Problem statement: Copy out the listing exactly.

%%

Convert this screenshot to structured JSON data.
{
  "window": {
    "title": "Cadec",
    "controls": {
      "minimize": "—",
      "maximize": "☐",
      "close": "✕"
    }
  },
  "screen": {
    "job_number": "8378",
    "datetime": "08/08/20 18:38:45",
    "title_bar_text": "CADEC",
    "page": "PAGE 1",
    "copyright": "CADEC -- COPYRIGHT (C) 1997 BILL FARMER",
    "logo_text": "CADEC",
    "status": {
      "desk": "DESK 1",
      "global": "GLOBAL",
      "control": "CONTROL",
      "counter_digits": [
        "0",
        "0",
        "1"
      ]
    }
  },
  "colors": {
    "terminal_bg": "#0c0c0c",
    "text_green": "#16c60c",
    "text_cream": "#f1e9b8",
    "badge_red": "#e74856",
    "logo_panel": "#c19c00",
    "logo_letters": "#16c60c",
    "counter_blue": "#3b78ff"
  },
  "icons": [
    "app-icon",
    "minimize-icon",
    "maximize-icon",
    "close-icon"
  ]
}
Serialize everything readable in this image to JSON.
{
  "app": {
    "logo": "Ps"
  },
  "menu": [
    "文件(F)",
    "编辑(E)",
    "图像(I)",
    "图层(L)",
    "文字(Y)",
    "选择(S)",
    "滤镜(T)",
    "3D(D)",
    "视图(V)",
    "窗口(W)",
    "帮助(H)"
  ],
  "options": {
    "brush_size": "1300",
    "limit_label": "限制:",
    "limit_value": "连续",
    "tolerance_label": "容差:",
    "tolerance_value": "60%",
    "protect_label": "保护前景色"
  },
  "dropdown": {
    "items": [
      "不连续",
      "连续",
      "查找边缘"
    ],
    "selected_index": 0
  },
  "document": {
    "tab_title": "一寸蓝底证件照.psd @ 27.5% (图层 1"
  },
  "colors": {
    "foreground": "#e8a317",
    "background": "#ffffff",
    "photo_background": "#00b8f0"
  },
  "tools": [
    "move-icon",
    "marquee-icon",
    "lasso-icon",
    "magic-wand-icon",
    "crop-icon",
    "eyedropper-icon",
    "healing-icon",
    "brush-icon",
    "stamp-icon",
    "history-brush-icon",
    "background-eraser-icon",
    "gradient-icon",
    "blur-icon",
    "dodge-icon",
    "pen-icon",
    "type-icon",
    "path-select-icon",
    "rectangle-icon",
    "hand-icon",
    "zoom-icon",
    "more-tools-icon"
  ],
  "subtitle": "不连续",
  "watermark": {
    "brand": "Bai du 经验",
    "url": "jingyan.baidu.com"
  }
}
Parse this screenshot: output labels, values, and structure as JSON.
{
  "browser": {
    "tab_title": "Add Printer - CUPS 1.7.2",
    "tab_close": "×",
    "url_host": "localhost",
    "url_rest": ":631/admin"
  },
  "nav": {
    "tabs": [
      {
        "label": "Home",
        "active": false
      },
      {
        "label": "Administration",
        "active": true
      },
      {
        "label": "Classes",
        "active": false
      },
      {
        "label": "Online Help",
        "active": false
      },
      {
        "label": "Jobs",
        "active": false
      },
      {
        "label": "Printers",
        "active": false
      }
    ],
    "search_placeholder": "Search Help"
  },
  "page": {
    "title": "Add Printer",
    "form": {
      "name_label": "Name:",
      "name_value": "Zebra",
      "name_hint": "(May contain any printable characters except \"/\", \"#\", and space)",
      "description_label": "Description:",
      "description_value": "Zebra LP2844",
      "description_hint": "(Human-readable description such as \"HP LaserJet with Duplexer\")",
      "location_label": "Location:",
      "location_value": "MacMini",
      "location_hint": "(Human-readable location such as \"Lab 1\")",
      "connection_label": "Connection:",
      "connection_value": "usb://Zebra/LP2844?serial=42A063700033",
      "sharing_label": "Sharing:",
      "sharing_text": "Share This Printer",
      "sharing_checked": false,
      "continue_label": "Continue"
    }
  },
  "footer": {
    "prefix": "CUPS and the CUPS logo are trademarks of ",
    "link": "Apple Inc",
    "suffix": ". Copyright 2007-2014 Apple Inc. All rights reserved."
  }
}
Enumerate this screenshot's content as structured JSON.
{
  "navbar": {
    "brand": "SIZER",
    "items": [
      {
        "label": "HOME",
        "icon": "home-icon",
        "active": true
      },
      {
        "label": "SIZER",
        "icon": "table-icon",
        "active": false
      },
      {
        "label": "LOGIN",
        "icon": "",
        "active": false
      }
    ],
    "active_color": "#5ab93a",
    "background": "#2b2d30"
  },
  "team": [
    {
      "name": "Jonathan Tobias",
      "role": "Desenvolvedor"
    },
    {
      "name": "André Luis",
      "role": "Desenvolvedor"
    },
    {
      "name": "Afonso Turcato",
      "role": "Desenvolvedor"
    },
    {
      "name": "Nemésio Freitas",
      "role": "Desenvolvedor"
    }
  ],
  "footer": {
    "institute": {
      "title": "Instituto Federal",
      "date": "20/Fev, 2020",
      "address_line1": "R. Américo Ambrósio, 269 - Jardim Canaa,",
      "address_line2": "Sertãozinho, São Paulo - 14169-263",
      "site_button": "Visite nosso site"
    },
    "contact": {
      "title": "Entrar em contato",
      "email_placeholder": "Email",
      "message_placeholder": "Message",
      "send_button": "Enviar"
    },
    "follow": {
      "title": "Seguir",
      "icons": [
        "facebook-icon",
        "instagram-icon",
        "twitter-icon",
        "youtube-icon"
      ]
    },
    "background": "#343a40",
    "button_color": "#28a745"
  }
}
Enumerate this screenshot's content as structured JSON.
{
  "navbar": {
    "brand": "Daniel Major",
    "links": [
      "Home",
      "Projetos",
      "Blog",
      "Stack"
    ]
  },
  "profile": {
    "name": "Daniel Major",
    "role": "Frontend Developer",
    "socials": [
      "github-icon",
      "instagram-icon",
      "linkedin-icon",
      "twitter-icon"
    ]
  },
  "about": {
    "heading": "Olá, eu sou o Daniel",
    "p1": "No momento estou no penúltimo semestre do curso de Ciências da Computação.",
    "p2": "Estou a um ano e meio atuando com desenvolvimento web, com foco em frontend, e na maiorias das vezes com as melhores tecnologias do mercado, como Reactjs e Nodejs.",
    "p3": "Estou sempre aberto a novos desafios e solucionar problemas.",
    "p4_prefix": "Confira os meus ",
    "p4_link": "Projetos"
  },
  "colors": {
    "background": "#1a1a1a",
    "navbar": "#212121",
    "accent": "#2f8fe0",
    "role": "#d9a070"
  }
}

%%

Solved problem:
Convert this screenshot to structured JSON data.
{
  "window": {
    "title": "Cadec",
    "controls": {
      "minimize": "—",
      "maximize": "☐",
      "close": "✕"
    }
  },
  "screen": {
    "job_number": "8378",
    "datetime": "08/08/20 18:38:45",
    "title_bar_text": "CADEC",
    "page": "PAGE 1",
    "copyright": "CADEC -- COPYRIGHT (C) 1997 BILL FARMER",
    "logo_text": "CADEC",
    "status": {
      "desk": "DESK 1",
      "global": "GLOBAL",
      "control": "CONTROL",
      "counter_digits": [
        "0",
        "0",
        "1"
      ]
    }
  },
  "colors": {
    "terminal_bg": "#0c0c0c",
    "text_green": "#16c60c",
    "text_cream": "#f1e9b8",
    "badge_red": "#e74856",
    "logo_panel": "#c19c00",
    "logo_letters": "#16c60c",
    "counter_blue": "#3b78ff"
  },
  "icons": [
    "app-icon",
    "minimize-icon",
    "maximize-icon",
    "close-icon"
  ]
}
Serialize everything readable in this image to JSON.
{
  "app": {
    "logo": "Ps"
  },
  "menu": [
    "文件(F)",
    "编辑(E)",
    "图像(I)",
    "图层(L)",
    "文字(Y)",
    "选择(S)",
    "滤镜(T)",
    "3D(D)",
    "视图(V)",
    "窗口(W)",
    "帮助(H)"
  ],
  "options": {
    "brush_size": "1300",
    "limit_label": "限制:",
    "limit_value": "连续",
    "tolerance_label": "容差:",
    "tolerance_value": "60%",
    "protect_label": "保护前景色"
  },
  "dropdown": {
    "items": [
      "不连续",
      "连续",
      "查找边缘"
    ],
    "selected_index": 0
  },
  "document": {
    "tab_title": "一寸蓝底证件照.psd @ 27.5% (图层 1"
  },
  "colors": {
    "foreground": "#e8a317",
    "background": "#ffffff",
    "photo_background": "#00b8f0"
  },
  "tools": [
    "move-icon",
    "marquee-icon",
    "lasso-icon",
    "magic-wand-icon",
    "crop-icon",
    "eyedropper-icon",
    "healing-icon",
    "brush-icon",
    "stamp-icon",
    "history-brush-icon",
    "background-eraser-icon",
    "gradient-icon",
    "blur-icon",
    "dodge-icon",
    "pen-icon",
    "type-icon",
    "path-select-icon",
    "rectangle-icon",
    "hand-icon",
    "zoom-icon",
    "more-tools-icon"
  ],
  "subtitle": "不连续",
  "watermark": {
    "brand": "Bai du 经验",
    "url": "jingyan.baidu.com"
  }
}
Parse this screenshot: output labels, values, and structure as JSON.
{
  "browser": {
    "tab_title": "Add Printer - CUPS 1.7.2",
    "tab_close": "×",
    "url_host": "localhost",
    "url_rest": ":631/admin"
  },
  "nav": {
    "tabs": [
      {
        "label": "Home",
        "active": false
      },
      {
        "label": "Administration",
        "active": true
      },
      {
        "label": "Classes",
        "active": false
      },
      {
        "label": "Online Help",
        "active": false
      },
      {
        "label": "Jobs",
        "active": false
      },
      {
        "label": "Printers",
        "active": false
      }
    ],
    "search_placeholder": "Search Help"
  },
  "page": {
    "title": "Add Printer",
    "form": {
      "name_label": "Name:",
      "name_value": "Zebra",
      "name_hint": "(May contain any printable characters except \"/\", \"#\", and space)",
      "description_label": "Description:",
      "description_value": "Zebra LP2844",
      "description_hint": "(Human-readable description such as \"HP LaserJet with Duplexer\")",
      "location_label": "Location:",
      "location_value": "MacMini",
      "location_hint": "(Human-readable location such as \"Lab 1\")",
      "connection_label": "Connection:",
      "connection_value": "usb://Zebra/LP2844?serial=42A063700033",
      "sharing_label": "Sharing:",
      "sharing_text": "Share This Printer",
      "sharing_checked": false,
      "continue_label": "Continue"
    }
  },
  "footer": {
    "prefix": "CUPS and the CUPS logo are trademarks of ",
    "link": "Apple Inc",
    "suffix": ". Copyright 2007-2014 Apple Inc. All rights reserved."
  }
}
Enumerate this screenshot's content as structured JSON.
{
  "navbar": {
    "brand": "SIZER",
    "items": [
      {
        "label": "HOME",
        "icon": "home-icon",
        "active": true
      },
      {
        "label": "SIZER",
        "icon": "table-icon",
        "active": false
      },
      {
        "label": "LOGIN",
        "icon": "",
        "active": false
      }
    ],
    "active_color": "#5ab93a",
    "background": "#2b2d30"
  },
  "team": [
    {
      "name": "Jonathan Tobias",
      "role": "Desenvolvedor"
    },
    {
      "name": "André Luis",
      "role": "Desenvolvedor"
    },
    {
      "name": "Afonso Turcato",
      "role": "Desenvolvedor"
    },
    {
      "name": "Nemésio Freitas",
      "role": "Desenvolvedor"
    }
  ],
  "footer": {
    "institute": {
      "title": "Instituto Federal",
      "date": "20/Fev, 2020",
      "address_line1": "R. Américo Ambrósio, 269 - Jardim Canaa,",
      "address_line2": "Sertãozinho, São Paulo - 14169-263",
      "site_button": "Visite nosso site"
    },
    "contact": {
      "title": "Entrar em contato",
      "email_placeholder": "Email",
      "message_placeholder": "Message",
      "send_button": "Enviar"
    },
    "follow": {
      "title": "Seguir",
      "icons": [
        "facebook-icon",
        "instagram-icon",
        "twitter-icon",
        "youtube-icon"
      ]
    },
    "background": "#343a40",
    "button_color": "#28a745"
  }
}
Enumerate this screenshot's content as structured JSON.
{
  "navbar": {
    "brand": "Daniel Major",
    "links": [
      "Home",
      "Projetos",
      "Blog",
      "Stack"
    ]
  },
  "profile": {
    "name": "Daniel Major",
    "role": "Frontend Developer",
    "socials": [
      "github-icon",
      "instagram-icon",
      "linkedin-icon",
      "twitter-icon"
    ]
  },
  "about": {
    "heading": "Olá, eu sou o Daniel",
    "p1": "No momento estou no penúltimo semestre do curso de Ciências da Computação.",
    "p2": "Estou a um ano e meio atuando com desenvolvimento web, com foco em frontend, e na maiorias das vezes com as melhores tecnologias do mercado, como Reactjs e Nodejs.",
    "p3": "Estou sempre aberto a novos desafios e solucionar problemas.",
    "p4_prefix": "Confira os meus ",
    "p4_link": "Projetos"
  },
  "colors": {
    "background": "#1a1a1a",
    "navbar": "#212121",
    "accent": "#2f8fe0",
    "role": "#d9a070"
  }
}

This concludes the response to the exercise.